● Instructions for the task
Set down the material once more, exactly as it appears.
----
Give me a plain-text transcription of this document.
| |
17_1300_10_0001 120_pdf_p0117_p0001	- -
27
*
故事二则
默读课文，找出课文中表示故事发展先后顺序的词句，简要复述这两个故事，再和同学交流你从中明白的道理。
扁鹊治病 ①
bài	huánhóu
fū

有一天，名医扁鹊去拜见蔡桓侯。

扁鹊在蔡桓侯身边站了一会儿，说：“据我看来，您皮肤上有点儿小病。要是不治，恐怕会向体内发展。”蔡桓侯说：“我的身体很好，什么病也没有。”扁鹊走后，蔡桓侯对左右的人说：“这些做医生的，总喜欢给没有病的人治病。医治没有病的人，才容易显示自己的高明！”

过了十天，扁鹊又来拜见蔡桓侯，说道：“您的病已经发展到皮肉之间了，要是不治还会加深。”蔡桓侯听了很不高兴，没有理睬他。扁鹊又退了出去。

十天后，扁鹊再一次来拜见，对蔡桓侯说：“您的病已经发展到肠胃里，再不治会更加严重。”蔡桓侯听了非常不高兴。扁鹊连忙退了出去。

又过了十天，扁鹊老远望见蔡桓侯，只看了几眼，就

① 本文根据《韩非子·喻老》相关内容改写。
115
----
● Result
Give me a plain-text transcription of this document.
| |
17_1300_10_0001 120_pdf_p0117_p0001	- -
27
*
故事二则
默读课文，找出课文中表示故事发展先后顺序的词句，简要复述这两个故事，再和同学交流你从中明白的道理。
扁鹊治病 ①
bài	huánhóu
fū

有一天，名医扁鹊去拜见蔡桓侯。

扁鹊在蔡桓侯身边站了一会儿，说：“据我看来，您皮肤上有点儿小病。要是不治，恐怕会向体内发展。”蔡桓侯说：“我的身体很好，什么病也没有。”扁鹊走后，蔡桓侯对左右的人说：“这些做医生的，总喜欢给没有病的人治病。医治没有病的人，才容易显示自己的高明！”

过了十天，扁鹊又来拜见蔡桓侯，说道：“您的病已经发展到皮肉之间了，要是不治还会加深。”蔡桓侯听了很不高兴，没有理睬他。扁鹊又退了出去。

十天后，扁鹊再一次来拜见，对蔡桓侯说：“您的病已经发展到肠胃里，再不治会更加严重。”蔡桓侯听了非常不高兴。扁鹊连忙退了出去。

又过了十天，扁鹊老远望见蔡桓侯，只看了几眼，就

① 本文根据《韩非子·喻老》相关内容改写。
115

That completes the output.